### [What you have to do]
In the entries below, identify every line with the string "教学重难点" and copy it.

====== Entries provided

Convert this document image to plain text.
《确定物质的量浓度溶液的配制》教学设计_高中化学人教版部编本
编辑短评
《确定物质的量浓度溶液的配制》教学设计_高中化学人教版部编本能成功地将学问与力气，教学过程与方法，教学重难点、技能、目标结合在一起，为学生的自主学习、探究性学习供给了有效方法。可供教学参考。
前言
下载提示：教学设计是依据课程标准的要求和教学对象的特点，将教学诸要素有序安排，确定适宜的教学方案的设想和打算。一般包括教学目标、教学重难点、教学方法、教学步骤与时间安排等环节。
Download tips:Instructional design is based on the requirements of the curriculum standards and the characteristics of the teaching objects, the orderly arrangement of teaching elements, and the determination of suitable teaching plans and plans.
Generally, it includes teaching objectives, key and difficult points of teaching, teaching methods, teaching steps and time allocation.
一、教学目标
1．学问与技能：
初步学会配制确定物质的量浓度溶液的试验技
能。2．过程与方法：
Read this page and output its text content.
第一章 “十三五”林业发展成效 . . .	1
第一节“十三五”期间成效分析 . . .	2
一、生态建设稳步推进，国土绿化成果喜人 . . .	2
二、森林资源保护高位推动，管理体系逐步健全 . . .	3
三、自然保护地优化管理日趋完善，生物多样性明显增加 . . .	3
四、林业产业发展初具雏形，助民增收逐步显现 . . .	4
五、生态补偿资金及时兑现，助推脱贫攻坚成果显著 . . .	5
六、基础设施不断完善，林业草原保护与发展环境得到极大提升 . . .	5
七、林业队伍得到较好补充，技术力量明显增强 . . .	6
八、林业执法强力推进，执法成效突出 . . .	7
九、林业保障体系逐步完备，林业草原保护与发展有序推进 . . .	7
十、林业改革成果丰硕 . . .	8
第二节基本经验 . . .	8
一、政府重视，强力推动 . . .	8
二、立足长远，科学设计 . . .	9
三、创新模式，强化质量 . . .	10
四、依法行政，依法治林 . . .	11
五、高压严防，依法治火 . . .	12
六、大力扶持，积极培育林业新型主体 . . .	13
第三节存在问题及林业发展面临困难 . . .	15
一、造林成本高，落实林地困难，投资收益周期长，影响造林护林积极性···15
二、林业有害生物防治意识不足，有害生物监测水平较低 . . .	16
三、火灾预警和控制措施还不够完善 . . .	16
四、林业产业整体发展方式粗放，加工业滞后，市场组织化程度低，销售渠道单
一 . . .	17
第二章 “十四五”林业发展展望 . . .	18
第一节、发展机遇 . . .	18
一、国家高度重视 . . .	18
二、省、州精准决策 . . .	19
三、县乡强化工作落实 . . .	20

============

### [Answer to the problem]
《确定物质的量浓度溶液的配制》教学设计_高中化学人教版部编本能成功地将学问与力气，教学过程与方法，教学重难点、技能、目标结合在一起，为学生的自主学习、探究性学习供给了有效方法。可供教学参考。
下载提示：教学设计是依据课程标准的要求和教学对象的特点，将教学诸要素有序安排，确定适宜的教学方案的设想和打算。一般包括教学目标、教学重难点、教学方法、教学步骤与时间安排等环节。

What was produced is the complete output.